- **WHAT IS EXPECTED**: Output all lines exactly.
[START DATASET EXTRACT]
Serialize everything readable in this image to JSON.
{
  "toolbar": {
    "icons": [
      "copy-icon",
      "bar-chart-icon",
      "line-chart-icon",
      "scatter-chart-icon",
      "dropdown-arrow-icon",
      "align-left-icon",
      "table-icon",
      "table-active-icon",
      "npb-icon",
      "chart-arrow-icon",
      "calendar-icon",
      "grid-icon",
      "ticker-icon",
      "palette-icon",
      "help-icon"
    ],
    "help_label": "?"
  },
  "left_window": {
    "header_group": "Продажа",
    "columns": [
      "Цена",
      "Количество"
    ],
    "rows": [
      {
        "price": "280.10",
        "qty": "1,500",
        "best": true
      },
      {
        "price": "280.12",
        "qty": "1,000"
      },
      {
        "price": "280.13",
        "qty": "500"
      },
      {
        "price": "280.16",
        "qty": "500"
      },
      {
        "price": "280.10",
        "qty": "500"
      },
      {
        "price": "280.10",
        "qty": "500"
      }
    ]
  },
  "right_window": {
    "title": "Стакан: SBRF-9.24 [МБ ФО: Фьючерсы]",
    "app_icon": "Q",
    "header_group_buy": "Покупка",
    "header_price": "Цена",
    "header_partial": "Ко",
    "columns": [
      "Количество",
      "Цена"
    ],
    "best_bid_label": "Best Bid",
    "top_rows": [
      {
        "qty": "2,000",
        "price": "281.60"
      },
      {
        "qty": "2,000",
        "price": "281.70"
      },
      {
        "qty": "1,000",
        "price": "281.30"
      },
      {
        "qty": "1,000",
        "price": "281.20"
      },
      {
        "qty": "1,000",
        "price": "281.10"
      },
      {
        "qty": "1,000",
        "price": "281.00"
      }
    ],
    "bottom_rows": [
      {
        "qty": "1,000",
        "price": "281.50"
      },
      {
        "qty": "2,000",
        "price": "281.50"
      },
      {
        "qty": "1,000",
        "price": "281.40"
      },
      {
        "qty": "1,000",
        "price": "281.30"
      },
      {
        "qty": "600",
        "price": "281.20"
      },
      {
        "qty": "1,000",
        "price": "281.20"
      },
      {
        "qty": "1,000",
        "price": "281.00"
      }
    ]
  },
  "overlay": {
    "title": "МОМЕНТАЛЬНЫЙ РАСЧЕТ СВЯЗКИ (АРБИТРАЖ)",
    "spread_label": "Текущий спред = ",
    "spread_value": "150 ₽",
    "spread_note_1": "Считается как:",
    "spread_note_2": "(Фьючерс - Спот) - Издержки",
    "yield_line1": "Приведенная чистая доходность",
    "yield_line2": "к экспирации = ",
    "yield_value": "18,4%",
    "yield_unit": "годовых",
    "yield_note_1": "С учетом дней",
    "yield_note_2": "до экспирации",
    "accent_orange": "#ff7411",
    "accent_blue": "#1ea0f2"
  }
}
[END DATASET EXTRACT]
- **SOLUTION TO THIS TASK**:
Serialize everything readable in this image to JSON.
{
  "toolbar": {
    "icons": [
      "copy-icon",
      "bar-chart-icon",
      "line-chart-icon",
      "scatter-chart-icon",
      "dropdown-arrow-icon",
      "align-left-icon",
      "table-icon",
      "table-active-icon",
      "npb-icon",
      "chart-arrow-icon",
      "calendar-icon",
      "grid-icon",
      "ticker-icon",
      "palette-icon",
      "help-icon"
    ],
    "help_label": "?"
  },
  "left_window": {
    "header_group": "Продажа",
    "columns": [
      "Цена",
      "Количество"
    ],
    "rows": [
      {
        "price": "280.10",
        "qty": "1,500",
        "best": true
      },
      {
        "price": "280.12",
        "qty": "1,000"
      },
      {
        "price": "280.13",
        "qty": "500"
      },
      {
        "price": "280.16",
        "qty": "500"
      },
      {
        "price": "280.10",
        "qty": "500"
      },
      {
        "price": "280.10",
        "qty": "500"
      }
    ]
  },
  "right_window": {
    "title": "Стакан: SBRF-9.24 [МБ ФО: Фьючерсы]",
    "app_icon": "Q",
    "header_group_buy": "Покупка",
    "header_price": "Цена",
    "header_partial": "Ко",
    "columns": [
      "Количество",
      "Цена"
    ],
    "best_bid_label": "Best Bid",
    "top_rows": [
      {
        "qty": "2,000",
        "price": "281.60"
      },
      {
        "qty": "2,000",
        "price": "281.70"
      },
      {
        "qty": "1,000",
        "price": "281.30"
      },
      {
        "qty": "1,000",
        "price": "281.20"
      },
      {
        "qty": "1,000",
        "price": "281.10"
      },
      {
        "qty": "1,000",
        "price": "281.00"
      }
    ],
    "bottom_rows": [
      {
        "qty": "1,000",
        "price": "281.50"
      },
      {
        "qty": "2,000",
        "price": "281.50"
      },
      {
        "qty": "1,000",
        "price": "281.40"
      },
      {
        "qty": "1,000",
        "price": "281.30"
      },
      {
        "qty": "600",
        "price": "281.20"
      },
      {
        "qty": "1,000",
        "price": "281.20"
      },
      {
        "qty": "1,000",
        "price": "281.00"
      }
    ]
  },
  "overlay": {
    "title": "МОМЕНТАЛЬНЫЙ РАСЧЕТ СВЯЗКИ (АРБИТРАЖ)",
    "spread_label": "Текущий спред = ",
    "spread_value": "150 ₽",
    "spread_note_1": "Считается как:",
    "spread_note_2": "(Фьючерс - Спот) - Издержки",
    "yield_line1": "Приведенная чистая доходность",
    "yield_line2": "к экспирации = ",
    "yield_value": "18,4%",
    "yield_unit": "годовых",
    "yield_note_1": "С учетом дней",
    "yield_note_2": "до экспирации",
    "accent_orange": "#ff7411",
    "accent_blue": "#1ea0f2"
  }
}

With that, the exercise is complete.